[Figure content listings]
++++++++
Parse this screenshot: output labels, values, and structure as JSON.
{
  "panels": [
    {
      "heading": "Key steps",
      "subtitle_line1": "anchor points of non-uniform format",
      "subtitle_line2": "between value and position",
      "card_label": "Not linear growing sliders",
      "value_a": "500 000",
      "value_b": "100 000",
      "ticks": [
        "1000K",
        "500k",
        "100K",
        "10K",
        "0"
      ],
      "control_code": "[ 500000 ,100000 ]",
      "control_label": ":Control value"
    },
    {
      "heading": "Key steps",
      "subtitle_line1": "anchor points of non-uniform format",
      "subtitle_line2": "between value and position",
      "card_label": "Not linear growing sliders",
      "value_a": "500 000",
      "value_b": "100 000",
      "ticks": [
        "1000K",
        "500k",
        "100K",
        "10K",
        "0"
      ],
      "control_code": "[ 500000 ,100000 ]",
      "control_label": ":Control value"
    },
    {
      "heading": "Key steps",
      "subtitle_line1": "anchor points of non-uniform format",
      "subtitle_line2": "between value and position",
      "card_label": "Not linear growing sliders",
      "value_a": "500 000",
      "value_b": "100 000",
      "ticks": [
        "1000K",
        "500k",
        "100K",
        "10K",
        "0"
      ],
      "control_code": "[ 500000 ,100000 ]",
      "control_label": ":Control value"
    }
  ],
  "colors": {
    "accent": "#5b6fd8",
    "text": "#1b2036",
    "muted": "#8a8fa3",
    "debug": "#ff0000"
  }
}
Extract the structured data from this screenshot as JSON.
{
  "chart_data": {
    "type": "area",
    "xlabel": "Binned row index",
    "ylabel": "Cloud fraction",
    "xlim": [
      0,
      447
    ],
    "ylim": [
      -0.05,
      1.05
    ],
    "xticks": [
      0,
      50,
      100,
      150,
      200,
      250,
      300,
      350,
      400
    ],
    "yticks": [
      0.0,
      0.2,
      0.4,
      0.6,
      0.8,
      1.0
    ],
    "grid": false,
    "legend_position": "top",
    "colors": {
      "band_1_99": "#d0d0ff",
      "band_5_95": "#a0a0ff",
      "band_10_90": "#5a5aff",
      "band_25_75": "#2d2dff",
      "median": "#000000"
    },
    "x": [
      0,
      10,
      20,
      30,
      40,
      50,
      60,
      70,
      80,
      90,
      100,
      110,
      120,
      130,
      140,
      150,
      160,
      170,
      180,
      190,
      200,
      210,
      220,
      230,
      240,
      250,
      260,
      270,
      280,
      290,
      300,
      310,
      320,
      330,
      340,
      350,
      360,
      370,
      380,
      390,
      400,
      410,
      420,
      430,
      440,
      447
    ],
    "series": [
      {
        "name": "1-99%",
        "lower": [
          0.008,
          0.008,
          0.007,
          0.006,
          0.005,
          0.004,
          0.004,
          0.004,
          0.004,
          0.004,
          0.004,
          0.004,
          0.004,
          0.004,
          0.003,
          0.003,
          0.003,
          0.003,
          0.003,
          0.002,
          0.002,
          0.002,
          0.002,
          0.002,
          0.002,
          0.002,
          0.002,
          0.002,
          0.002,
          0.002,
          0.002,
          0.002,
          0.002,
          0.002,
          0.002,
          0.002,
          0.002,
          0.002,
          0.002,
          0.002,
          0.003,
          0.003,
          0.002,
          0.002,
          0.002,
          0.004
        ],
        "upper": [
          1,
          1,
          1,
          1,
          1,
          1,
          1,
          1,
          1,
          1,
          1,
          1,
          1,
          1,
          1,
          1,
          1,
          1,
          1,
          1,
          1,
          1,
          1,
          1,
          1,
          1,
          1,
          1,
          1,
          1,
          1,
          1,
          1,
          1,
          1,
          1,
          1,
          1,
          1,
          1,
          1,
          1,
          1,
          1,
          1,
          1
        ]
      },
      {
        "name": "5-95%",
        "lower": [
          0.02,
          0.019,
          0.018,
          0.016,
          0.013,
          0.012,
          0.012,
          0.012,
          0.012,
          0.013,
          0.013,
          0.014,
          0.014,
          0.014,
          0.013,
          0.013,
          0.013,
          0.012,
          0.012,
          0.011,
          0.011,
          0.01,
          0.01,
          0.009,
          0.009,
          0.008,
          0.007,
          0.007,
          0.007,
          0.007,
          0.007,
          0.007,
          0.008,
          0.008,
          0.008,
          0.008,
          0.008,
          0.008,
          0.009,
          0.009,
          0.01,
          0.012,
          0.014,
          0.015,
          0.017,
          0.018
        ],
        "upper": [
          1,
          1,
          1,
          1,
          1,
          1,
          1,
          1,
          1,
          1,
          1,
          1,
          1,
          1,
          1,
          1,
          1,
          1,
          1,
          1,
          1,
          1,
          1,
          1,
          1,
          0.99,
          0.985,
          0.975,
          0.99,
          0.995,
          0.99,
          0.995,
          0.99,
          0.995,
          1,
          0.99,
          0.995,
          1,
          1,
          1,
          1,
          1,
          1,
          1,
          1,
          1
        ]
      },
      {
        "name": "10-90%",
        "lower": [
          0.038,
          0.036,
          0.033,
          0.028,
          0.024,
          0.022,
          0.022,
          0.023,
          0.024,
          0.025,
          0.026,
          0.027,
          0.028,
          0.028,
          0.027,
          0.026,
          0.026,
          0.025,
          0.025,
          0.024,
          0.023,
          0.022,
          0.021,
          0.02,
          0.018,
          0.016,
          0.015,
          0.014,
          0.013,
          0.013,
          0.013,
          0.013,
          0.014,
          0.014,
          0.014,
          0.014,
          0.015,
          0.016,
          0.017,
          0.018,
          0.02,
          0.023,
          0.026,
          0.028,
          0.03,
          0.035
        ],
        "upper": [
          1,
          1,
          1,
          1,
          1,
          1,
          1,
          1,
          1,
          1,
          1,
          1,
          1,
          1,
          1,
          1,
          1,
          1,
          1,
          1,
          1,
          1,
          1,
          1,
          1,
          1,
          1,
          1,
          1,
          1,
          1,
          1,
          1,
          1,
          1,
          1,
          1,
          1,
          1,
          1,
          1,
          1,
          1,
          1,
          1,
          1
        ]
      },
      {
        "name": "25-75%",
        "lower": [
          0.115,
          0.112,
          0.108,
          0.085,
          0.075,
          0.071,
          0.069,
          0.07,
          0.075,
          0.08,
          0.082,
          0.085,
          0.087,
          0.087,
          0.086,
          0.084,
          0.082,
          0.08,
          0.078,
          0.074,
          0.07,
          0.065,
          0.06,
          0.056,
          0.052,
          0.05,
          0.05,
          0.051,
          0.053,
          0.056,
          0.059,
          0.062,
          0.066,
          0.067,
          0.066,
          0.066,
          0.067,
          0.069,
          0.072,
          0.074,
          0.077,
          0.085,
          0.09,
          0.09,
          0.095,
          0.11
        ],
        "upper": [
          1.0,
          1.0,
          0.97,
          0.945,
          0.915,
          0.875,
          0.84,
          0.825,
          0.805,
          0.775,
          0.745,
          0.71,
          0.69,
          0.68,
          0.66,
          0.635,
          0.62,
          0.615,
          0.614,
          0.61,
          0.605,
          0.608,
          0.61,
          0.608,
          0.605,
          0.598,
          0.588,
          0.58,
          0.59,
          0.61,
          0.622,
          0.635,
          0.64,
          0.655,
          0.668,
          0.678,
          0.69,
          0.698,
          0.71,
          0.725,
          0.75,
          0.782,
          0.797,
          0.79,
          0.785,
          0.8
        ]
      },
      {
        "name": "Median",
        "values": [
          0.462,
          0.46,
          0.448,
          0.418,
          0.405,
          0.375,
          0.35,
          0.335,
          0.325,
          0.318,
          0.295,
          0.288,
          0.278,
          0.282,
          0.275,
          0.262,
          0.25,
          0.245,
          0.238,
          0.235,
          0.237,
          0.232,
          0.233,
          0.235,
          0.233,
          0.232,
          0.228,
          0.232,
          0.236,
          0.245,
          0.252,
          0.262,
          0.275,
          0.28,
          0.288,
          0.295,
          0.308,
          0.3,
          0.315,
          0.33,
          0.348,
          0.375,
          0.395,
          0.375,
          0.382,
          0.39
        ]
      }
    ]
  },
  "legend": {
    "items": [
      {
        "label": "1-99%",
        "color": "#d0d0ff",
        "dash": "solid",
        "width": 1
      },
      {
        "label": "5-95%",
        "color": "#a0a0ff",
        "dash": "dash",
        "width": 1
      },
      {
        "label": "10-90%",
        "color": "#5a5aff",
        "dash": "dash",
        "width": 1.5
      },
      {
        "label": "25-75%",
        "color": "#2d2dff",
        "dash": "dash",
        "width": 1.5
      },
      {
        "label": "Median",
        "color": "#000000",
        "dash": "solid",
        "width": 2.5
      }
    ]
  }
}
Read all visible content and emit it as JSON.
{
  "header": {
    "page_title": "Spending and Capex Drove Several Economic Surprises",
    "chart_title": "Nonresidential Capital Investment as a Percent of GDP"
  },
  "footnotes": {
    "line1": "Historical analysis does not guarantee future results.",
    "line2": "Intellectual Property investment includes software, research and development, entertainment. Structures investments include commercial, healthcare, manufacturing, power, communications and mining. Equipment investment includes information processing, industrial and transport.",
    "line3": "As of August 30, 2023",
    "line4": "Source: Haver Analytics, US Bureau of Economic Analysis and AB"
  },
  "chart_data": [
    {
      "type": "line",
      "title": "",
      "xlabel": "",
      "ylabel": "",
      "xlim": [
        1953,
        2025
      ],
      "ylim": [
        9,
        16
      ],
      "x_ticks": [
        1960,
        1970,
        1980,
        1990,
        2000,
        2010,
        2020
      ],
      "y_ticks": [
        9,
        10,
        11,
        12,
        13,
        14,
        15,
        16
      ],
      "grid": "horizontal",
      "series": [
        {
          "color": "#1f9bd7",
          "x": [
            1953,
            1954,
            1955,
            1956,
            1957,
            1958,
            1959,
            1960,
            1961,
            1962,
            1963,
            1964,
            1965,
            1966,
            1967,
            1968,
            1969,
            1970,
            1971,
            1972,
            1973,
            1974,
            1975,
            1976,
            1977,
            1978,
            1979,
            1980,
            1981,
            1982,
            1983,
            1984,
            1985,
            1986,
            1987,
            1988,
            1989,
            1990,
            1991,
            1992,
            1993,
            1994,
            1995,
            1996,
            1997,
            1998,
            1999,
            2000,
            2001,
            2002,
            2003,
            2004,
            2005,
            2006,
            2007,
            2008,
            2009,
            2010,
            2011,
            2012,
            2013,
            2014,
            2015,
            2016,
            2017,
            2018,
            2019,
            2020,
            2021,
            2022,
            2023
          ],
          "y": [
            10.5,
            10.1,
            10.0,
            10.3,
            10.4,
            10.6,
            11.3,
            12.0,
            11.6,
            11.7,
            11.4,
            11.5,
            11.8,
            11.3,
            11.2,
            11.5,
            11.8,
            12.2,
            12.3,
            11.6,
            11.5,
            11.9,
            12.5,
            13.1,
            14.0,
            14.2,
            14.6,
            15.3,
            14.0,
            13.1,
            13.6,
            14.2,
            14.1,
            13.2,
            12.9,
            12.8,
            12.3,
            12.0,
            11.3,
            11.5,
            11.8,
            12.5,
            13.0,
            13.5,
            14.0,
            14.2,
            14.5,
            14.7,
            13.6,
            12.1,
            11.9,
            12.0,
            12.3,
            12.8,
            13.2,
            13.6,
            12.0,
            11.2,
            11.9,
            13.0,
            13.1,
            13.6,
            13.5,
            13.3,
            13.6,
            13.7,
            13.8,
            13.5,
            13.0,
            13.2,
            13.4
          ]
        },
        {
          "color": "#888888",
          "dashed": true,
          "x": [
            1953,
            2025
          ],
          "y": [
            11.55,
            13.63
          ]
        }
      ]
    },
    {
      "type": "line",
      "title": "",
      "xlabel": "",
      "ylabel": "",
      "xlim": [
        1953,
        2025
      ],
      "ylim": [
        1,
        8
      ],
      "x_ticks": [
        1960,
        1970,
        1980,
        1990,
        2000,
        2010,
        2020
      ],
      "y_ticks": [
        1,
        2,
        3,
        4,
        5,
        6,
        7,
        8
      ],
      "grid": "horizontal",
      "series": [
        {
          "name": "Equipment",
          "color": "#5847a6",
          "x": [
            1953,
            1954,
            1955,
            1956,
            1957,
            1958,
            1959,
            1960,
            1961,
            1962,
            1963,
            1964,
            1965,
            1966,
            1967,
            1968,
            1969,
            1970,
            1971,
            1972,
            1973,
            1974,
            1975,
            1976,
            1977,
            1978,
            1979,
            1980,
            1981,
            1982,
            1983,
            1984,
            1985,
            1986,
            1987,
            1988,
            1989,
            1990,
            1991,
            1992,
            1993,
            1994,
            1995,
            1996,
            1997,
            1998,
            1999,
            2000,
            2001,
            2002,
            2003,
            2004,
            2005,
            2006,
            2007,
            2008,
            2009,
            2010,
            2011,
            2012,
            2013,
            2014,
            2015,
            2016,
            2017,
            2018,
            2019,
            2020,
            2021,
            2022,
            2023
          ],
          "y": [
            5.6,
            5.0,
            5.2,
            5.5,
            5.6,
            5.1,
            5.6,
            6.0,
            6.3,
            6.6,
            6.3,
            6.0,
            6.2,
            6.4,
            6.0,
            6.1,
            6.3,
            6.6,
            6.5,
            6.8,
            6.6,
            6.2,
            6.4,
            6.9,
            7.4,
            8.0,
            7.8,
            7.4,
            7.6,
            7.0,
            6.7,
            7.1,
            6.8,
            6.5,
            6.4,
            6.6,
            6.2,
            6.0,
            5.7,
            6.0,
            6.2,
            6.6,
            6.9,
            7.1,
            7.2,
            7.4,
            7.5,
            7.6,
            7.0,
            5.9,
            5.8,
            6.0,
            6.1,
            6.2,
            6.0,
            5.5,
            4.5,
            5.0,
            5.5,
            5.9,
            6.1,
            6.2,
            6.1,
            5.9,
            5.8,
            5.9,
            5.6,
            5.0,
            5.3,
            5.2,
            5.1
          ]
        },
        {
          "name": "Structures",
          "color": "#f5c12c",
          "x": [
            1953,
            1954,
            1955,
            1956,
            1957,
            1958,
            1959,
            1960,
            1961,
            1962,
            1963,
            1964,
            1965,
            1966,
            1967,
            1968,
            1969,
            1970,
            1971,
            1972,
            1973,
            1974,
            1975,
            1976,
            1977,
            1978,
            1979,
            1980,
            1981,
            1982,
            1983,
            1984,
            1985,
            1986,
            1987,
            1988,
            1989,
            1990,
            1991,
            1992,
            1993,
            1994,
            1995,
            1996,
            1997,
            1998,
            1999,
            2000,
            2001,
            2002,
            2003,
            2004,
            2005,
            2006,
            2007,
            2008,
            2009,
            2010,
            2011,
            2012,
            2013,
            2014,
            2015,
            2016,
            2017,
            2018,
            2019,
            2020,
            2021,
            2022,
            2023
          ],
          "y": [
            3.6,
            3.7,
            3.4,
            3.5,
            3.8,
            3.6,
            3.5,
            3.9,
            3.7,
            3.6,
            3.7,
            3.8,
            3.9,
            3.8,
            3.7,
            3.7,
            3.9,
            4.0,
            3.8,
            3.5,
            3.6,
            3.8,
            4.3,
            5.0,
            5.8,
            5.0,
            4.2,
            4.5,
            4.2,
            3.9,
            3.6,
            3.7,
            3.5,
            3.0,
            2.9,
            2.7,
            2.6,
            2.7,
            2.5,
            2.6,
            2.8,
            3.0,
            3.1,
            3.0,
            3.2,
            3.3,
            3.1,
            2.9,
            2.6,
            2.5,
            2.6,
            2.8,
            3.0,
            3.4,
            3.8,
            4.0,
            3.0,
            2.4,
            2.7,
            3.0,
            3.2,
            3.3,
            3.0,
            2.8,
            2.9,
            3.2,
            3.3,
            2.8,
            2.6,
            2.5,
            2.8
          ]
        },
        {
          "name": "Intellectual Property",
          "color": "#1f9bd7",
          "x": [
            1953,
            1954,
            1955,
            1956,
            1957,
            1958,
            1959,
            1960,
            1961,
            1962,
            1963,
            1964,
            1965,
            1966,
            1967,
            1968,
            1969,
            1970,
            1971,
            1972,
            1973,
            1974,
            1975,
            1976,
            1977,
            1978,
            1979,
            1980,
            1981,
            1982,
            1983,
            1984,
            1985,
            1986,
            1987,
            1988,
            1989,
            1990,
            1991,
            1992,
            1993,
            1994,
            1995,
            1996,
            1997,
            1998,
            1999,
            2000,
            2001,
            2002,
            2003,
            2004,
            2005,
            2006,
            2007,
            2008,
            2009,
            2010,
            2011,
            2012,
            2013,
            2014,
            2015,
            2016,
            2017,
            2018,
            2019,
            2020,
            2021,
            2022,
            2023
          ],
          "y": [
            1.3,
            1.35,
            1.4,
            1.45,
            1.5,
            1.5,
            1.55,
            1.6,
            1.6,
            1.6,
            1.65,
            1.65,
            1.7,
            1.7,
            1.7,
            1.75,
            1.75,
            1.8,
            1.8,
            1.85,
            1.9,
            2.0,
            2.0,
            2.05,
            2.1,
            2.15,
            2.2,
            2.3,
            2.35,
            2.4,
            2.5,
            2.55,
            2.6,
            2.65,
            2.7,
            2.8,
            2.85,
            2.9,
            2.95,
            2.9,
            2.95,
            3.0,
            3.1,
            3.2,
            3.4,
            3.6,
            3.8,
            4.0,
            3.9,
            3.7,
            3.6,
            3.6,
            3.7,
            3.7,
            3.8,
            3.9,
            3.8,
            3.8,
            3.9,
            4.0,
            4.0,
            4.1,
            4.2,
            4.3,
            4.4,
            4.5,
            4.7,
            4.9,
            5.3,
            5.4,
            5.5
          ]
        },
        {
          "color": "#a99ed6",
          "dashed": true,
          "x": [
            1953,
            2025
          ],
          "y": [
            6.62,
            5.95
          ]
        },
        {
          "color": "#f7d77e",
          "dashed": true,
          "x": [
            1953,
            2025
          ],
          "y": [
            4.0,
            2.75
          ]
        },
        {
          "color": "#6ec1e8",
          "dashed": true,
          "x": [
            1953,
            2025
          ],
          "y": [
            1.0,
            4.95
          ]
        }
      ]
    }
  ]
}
++++++++
[What needs to be done] Gather up every line from the listing above in which the word "Intellectual" occurs.

[Solved exercise]
    "line2": "Intellectual Property investment includes software, research and development, entertainment. Structures investments include commercial, healthcare, manufacturing, power, communications and mining. Equipment investment includes information processing, industrial and transport.",
          "name": "Intellectual Property",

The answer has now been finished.